TO BE DONE
Work out how many lines contain "SRMTID". Reply with the count alone.

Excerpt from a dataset
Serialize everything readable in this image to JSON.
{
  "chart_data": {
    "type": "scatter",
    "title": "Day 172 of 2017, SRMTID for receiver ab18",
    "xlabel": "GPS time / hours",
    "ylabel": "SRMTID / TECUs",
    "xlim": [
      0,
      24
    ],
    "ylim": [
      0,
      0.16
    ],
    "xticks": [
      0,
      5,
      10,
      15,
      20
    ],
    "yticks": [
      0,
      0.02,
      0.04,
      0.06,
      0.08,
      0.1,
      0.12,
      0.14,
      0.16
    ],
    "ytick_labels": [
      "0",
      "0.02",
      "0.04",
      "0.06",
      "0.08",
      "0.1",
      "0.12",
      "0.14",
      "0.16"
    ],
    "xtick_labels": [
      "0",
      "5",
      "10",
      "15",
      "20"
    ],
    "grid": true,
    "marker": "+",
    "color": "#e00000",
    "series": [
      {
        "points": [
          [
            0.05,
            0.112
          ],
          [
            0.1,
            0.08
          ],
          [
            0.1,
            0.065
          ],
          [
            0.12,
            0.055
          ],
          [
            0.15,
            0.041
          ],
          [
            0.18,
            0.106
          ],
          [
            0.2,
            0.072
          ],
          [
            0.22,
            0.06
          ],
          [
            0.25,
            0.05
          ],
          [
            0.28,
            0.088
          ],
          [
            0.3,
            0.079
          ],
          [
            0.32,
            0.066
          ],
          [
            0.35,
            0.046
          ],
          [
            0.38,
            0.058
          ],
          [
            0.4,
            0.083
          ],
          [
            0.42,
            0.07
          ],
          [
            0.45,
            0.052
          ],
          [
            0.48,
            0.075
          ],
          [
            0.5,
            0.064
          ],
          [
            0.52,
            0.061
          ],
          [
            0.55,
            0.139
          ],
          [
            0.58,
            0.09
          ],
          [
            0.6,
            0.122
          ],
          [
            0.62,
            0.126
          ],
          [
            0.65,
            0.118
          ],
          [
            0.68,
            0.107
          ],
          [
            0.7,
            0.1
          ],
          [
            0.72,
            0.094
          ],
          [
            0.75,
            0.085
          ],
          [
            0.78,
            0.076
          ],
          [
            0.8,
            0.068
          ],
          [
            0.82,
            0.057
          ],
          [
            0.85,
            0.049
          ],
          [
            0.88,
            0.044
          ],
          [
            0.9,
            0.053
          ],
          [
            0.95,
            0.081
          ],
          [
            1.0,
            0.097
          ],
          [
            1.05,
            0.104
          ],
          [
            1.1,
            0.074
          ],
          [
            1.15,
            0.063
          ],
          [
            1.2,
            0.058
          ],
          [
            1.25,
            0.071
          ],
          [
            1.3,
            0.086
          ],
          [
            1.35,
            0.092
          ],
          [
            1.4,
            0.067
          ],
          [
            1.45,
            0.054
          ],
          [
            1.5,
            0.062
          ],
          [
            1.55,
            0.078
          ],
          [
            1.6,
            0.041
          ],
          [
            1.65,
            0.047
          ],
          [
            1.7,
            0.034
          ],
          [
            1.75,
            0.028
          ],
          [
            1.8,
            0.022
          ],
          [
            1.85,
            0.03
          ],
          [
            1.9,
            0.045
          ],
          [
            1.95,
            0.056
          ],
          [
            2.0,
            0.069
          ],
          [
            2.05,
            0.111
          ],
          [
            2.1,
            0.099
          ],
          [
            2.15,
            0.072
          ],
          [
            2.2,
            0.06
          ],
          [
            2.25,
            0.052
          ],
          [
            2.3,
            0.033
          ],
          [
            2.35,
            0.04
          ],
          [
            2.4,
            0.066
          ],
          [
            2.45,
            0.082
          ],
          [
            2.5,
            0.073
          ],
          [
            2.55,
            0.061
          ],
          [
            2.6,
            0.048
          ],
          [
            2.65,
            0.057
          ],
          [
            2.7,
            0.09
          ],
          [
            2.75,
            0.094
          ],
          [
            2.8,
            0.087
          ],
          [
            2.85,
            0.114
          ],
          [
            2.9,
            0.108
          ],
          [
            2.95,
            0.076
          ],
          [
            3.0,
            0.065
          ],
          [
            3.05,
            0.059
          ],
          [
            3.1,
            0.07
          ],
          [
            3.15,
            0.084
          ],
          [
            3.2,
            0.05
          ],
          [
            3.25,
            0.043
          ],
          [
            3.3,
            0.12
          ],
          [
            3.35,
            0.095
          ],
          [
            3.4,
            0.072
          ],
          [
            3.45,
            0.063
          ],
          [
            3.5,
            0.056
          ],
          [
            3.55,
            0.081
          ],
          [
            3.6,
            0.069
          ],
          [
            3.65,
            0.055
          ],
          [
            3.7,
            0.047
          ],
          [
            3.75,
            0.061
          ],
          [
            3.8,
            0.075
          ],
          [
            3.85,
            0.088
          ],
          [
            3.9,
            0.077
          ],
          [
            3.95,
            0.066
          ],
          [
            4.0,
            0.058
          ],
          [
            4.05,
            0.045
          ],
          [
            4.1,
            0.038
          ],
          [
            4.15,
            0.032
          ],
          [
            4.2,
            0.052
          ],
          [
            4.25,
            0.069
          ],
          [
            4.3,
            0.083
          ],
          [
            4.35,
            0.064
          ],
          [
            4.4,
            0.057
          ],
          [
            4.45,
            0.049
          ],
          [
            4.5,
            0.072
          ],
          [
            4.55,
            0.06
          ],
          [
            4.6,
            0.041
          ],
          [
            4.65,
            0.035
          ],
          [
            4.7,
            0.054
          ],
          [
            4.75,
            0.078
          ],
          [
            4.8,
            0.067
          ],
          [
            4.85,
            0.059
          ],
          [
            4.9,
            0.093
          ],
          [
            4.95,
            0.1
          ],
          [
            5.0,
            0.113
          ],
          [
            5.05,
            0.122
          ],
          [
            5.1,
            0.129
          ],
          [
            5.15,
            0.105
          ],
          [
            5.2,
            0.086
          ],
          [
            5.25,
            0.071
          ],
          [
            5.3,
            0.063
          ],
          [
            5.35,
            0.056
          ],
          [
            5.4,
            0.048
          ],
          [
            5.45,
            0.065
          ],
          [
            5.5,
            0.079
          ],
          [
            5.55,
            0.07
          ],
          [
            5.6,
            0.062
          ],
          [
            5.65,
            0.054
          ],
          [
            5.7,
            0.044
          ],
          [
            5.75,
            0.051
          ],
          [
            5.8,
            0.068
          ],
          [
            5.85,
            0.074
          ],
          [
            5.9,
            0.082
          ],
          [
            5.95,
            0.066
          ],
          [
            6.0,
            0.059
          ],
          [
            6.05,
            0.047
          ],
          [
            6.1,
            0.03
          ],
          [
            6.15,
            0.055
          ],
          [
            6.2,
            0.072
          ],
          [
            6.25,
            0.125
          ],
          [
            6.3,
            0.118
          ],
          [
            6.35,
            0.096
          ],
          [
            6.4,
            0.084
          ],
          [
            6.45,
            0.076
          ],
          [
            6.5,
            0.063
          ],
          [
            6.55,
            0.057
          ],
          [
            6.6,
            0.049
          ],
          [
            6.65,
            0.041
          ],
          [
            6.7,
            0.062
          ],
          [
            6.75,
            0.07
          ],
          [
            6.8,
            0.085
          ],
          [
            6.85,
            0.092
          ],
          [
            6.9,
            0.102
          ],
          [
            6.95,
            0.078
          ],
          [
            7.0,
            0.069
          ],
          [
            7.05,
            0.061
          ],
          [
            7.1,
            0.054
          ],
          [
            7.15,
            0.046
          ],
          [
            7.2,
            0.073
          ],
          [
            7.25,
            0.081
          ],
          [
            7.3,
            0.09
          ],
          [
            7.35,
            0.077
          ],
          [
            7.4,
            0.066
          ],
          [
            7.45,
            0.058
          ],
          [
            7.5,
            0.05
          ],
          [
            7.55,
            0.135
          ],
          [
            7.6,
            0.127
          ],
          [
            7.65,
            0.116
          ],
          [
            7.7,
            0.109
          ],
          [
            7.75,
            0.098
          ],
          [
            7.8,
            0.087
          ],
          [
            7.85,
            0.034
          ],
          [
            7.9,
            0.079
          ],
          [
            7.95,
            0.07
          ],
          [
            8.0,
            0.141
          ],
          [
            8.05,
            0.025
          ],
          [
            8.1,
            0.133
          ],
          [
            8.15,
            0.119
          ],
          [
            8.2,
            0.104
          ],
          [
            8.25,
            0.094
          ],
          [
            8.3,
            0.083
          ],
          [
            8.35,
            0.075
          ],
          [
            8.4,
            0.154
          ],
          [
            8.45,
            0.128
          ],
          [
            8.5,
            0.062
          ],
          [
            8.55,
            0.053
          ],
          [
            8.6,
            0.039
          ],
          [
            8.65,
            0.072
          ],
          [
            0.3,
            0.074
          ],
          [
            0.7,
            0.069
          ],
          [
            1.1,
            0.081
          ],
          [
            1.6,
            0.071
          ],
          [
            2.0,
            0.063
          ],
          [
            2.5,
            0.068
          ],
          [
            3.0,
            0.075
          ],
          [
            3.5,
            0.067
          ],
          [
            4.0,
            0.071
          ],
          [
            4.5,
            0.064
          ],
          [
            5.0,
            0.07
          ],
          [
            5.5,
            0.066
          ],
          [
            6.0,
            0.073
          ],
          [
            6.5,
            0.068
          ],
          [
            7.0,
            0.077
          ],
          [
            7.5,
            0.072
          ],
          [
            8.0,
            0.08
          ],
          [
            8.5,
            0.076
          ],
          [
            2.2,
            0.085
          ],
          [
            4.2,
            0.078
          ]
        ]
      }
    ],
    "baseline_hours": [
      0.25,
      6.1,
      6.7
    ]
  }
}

TASK ANSWER
2